**Data excerpts**
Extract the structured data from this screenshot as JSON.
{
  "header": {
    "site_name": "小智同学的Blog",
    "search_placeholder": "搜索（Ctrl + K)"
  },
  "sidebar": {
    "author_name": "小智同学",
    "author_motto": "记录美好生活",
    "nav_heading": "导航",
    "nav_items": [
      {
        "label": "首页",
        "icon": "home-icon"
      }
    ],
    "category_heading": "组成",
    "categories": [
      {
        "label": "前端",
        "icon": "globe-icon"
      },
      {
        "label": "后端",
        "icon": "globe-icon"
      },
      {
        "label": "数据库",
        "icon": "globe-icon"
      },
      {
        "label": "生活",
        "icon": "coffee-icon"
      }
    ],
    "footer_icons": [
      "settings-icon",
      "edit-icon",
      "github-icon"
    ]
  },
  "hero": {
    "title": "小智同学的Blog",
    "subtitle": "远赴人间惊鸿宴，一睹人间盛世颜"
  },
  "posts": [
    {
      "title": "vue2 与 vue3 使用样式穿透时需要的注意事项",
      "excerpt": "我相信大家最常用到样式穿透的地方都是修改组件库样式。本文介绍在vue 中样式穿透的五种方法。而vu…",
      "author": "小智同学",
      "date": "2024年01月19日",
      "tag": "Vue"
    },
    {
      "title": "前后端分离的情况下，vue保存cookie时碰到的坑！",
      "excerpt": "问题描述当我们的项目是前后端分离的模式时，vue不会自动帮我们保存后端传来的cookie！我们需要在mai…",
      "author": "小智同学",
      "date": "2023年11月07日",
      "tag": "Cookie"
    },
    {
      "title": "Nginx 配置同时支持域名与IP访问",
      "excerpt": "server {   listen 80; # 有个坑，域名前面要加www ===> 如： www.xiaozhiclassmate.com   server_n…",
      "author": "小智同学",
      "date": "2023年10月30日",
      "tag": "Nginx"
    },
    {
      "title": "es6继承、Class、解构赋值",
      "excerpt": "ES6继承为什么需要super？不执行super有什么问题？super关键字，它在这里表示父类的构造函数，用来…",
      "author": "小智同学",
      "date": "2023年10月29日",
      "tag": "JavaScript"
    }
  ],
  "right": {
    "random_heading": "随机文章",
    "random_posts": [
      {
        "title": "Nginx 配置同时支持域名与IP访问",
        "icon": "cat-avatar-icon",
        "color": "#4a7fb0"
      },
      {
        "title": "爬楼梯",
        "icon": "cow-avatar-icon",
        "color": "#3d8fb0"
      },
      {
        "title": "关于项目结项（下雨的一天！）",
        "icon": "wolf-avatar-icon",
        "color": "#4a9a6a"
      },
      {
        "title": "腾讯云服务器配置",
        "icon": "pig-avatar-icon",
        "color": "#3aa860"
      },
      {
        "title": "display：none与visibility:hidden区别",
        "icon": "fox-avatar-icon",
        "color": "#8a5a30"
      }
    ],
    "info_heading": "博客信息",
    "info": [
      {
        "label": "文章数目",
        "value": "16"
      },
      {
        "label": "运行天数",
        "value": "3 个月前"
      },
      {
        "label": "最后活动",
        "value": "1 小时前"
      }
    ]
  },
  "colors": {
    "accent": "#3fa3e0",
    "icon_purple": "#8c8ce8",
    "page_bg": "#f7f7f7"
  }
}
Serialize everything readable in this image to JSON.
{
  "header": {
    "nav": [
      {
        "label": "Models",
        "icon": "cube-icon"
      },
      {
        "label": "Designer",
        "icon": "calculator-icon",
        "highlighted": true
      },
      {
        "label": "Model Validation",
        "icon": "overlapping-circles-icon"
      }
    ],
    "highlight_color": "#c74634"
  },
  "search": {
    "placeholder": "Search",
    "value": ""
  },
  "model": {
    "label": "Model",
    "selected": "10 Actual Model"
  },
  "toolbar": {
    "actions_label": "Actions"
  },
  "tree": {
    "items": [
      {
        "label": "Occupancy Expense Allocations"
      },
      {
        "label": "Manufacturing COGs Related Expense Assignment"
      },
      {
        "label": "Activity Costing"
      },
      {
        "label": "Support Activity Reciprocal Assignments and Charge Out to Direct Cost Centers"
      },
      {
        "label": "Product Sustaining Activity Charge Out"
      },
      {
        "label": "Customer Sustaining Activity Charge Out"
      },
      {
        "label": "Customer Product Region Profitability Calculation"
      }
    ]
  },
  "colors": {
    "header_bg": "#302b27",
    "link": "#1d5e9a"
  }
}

**Written exercise**
Exactly as shown, repeat every record.

**Output of the task**
Extract the structured data from this screenshot as JSON.
{
  "header": {
    "site_name": "小智同学的Blog",
    "search_placeholder": "搜索（Ctrl + K)"
  },
  "sidebar": {
    "author_name": "小智同学",
    "author_motto": "记录美好生活",
    "nav_heading": "导航",
    "nav_items": [
      {
        "label": "首页",
        "icon": "home-icon"
      }
    ],
    "category_heading": "组成",
    "categories": [
      {
        "label": "前端",
        "icon": "globe-icon"
      },
      {
        "label": "后端",
        "icon": "globe-icon"
      },
      {
        "label": "数据库",
        "icon": "globe-icon"
      },
      {
        "label": "生活",
        "icon": "coffee-icon"
      }
    ],
    "footer_icons": [
      "settings-icon",
      "edit-icon",
      "github-icon"
    ]
  },
  "hero": {
    "title": "小智同学的Blog",
    "subtitle": "远赴人间惊鸿宴，一睹人间盛世颜"
  },
  "posts": [
    {
      "title": "vue2 与 vue3 使用样式穿透时需要的注意事项",
      "excerpt": "我相信大家最常用到样式穿透的地方都是修改组件库样式。本文介绍在vue 中样式穿透的五种方法。而vu…",
      "author": "小智同学",
      "date": "2024年01月19日",
      "tag": "Vue"
    },
    {
      "title": "前后端分离的情况下，vue保存cookie时碰到的坑！",
      "excerpt": "问题描述当我们的项目是前后端分离的模式时，vue不会自动帮我们保存后端传来的cookie！我们需要在mai…",
      "author": "小智同学",
      "date": "2023年11月07日",
      "tag": "Cookie"
    },
    {
      "title": "Nginx 配置同时支持域名与IP访问",
      "excerpt": "server {   listen 80; # 有个坑，域名前面要加www ===> 如： www.xiaozhiclassmate.com   server_n…",
      "author": "小智同学",
      "date": "2023年10月30日",
      "tag": "Nginx"
    },
    {
      "title": "es6继承、Class、解构赋值",
      "excerpt": "ES6继承为什么需要super？不执行super有什么问题？super关键字，它在这里表示父类的构造函数，用来…",
      "author": "小智同学",
      "date": "2023年10月29日",
      "tag": "JavaScript"
    }
  ],
  "right": {
    "random_heading": "随机文章",
    "random_posts": [
      {
        "title": "Nginx 配置同时支持域名与IP访问",
        "icon": "cat-avatar-icon",
        "color": "#4a7fb0"
      },
      {
        "title": "爬楼梯",
        "icon": "cow-avatar-icon",
        "color": "#3d8fb0"
      },
      {
        "title": "关于项目结项（下雨的一天！）",
        "icon": "wolf-avatar-icon",
        "color": "#4a9a6a"
      },
      {
        "title": "腾讯云服务器配置",
        "icon": "pig-avatar-icon",
        "color": "#3aa860"
      },
      {
        "title": "display：none与visibility:hidden区别",
        "icon": "fox-avatar-icon",
        "color": "#8a5a30"
      }
    ],
    "info_heading": "博客信息",
    "info": [
      {
        "label": "文章数目",
        "value": "16"
      },
      {
        "label": "运行天数",
        "value": "3 个月前"
      },
      {
        "label": "最后活动",
        "value": "1 小时前"
      }
    ]
  },
  "colors": {
    "accent": "#3fa3e0",
    "icon_purple": "#8c8ce8",
    "page_bg": "#f7f7f7"
  }
}
Serialize everything readable in this image to JSON.
{
  "header": {
    "nav": [
      {
        "label": "Models",
        "icon": "cube-icon"
      },
      {
        "label": "Designer",
        "icon": "calculator-icon",
        "highlighted": true
      },
      {
        "label": "Model Validation",
        "icon": "overlapping-circles-icon"
      }
    ],
    "highlight_color": "#c74634"
  },
  "search": {
    "placeholder": "Search",
    "value": ""
  },
  "model": {
    "label": "Model",
    "selected": "10 Actual Model"
  },
  "toolbar": {
    "actions_label": "Actions"
  },
  "tree": {
    "items": [
      {
        "label": "Occupancy Expense Allocations"
      },
      {
        "label": "Manufacturing COGs Related Expense Assignment"
      },
      {
        "label": "Activity Costing"
      },
      {
        "label": "Support Activity Reciprocal Assignments and Charge Out to Direct Cost Centers"
      },
      {
        "label": "Product Sustaining Activity Charge Out"
      },
      {
        "label": "Customer Sustaining Activity Charge Out"
      },
      {
        "label": "Customer Product Region Profitability Calculation"
      }
    ]
  },
  "colors": {
    "header_bg": "#302b27",
    "link": "#1d5e9a"
  }
}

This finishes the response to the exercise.